(Stored records)
# # #
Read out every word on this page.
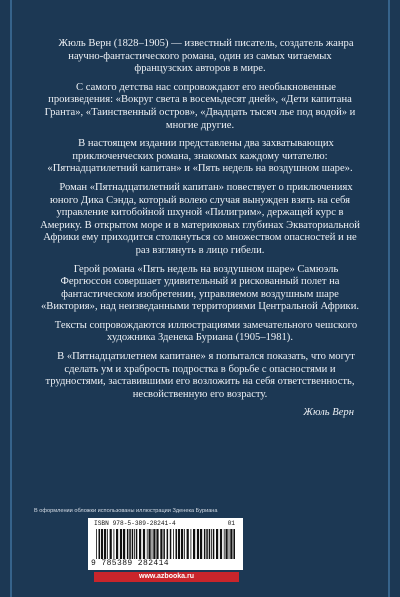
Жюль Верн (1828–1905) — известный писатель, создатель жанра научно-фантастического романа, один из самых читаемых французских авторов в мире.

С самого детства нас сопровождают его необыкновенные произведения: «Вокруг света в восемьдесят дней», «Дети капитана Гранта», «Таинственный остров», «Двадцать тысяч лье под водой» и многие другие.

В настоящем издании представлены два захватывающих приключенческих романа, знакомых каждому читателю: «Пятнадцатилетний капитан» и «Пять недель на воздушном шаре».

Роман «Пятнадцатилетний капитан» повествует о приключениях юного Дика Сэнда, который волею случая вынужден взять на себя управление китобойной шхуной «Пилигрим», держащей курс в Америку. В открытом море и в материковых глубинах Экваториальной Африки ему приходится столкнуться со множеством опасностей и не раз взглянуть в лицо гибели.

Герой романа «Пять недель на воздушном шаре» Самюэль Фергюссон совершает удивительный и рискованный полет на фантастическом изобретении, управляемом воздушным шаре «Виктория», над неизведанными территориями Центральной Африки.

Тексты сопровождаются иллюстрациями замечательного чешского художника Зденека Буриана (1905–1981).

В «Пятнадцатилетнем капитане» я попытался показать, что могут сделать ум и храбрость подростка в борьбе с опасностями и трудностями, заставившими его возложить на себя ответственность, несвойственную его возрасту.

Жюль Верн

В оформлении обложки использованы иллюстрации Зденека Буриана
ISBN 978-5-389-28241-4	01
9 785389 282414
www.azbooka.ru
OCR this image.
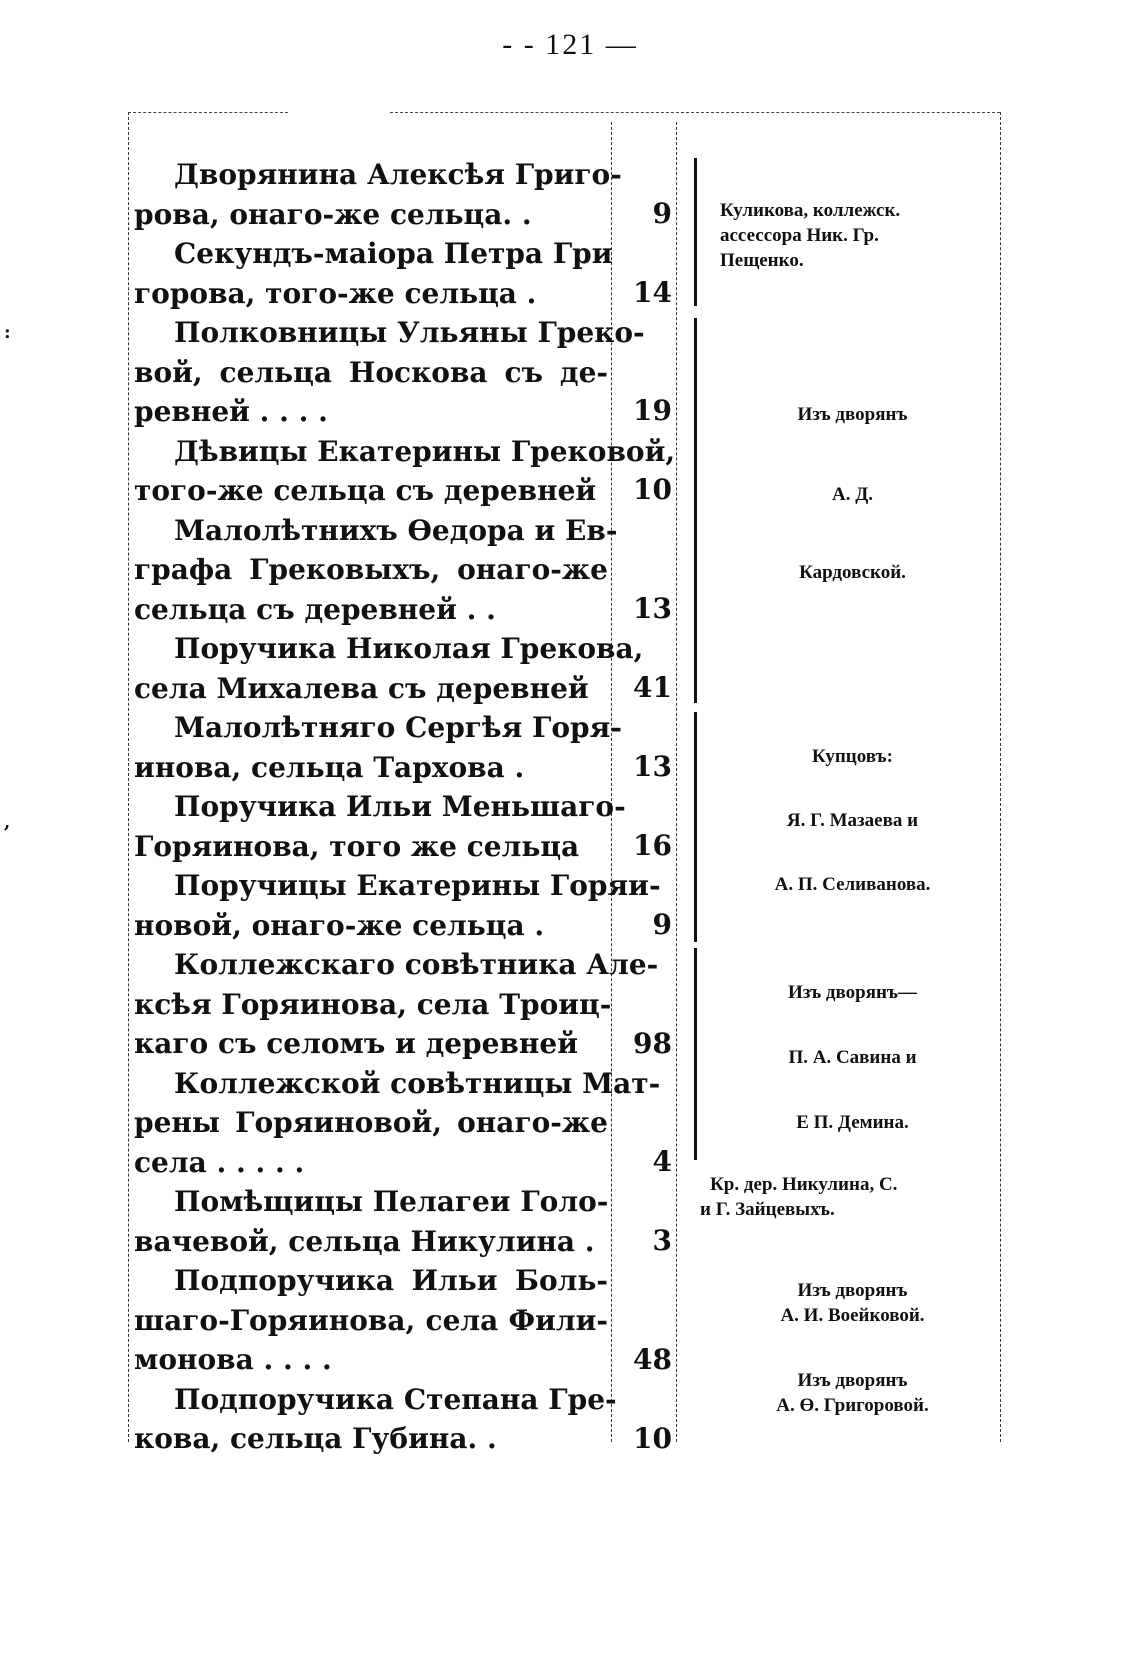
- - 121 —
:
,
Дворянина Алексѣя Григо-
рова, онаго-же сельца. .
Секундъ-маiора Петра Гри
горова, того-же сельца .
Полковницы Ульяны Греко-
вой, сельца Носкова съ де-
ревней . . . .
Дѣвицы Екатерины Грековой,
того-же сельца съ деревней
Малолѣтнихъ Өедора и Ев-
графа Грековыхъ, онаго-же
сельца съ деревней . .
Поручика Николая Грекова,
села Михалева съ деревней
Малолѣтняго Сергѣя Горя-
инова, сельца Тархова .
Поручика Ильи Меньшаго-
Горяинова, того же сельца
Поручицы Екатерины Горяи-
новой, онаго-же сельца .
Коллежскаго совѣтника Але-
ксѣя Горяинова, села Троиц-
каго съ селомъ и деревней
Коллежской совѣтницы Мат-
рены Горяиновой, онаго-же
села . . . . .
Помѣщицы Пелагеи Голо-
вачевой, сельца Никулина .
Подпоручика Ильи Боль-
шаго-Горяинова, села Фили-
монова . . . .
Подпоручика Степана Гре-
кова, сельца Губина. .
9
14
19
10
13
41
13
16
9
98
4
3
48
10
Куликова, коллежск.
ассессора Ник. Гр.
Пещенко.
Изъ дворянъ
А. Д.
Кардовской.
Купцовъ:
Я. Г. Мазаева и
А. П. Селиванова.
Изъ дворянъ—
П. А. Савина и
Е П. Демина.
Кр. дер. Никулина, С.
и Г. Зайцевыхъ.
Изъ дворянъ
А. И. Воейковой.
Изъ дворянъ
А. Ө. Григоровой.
# # #
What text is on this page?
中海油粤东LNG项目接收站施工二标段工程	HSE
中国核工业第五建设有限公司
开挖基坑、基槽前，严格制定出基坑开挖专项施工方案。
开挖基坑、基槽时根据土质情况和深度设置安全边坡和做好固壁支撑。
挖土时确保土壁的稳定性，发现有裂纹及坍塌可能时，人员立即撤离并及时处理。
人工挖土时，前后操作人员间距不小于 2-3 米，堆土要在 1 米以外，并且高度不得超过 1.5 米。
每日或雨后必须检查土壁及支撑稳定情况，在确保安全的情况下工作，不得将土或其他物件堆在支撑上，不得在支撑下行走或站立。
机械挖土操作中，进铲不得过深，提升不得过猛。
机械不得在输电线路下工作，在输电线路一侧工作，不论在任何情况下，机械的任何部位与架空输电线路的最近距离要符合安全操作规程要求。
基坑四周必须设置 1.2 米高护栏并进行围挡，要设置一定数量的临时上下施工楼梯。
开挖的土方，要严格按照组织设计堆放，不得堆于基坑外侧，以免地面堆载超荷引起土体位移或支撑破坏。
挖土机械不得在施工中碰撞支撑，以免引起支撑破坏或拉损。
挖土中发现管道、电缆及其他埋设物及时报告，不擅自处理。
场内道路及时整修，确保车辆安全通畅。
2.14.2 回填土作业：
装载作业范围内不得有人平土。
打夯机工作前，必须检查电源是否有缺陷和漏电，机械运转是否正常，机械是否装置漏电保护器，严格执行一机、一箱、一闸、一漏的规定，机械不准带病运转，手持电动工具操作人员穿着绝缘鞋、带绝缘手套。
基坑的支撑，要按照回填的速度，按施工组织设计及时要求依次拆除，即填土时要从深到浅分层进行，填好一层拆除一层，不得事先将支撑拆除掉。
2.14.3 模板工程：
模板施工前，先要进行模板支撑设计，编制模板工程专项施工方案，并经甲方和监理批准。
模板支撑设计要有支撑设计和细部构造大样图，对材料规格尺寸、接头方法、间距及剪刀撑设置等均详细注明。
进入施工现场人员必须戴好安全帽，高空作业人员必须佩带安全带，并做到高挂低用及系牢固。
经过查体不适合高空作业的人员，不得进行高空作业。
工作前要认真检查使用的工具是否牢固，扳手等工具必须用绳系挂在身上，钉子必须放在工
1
# # #
Identify each line of the material where the word "воздушном" shows up, and copy it.

В настоящем издании представлены два захватывающих приключенческих романа, знакомых каждому читателю: «Пятнадцатилетний капитан» и «Пять недель на воздушном шаре».
Герой романа «Пять недель на воздушном шаре» Самюэль Фергюссон совершает удивительный и рискованный полет на фантастическом изобретении, управляемом воздушным шаре «Виктория», над неизведанными территориями Центральной Африки.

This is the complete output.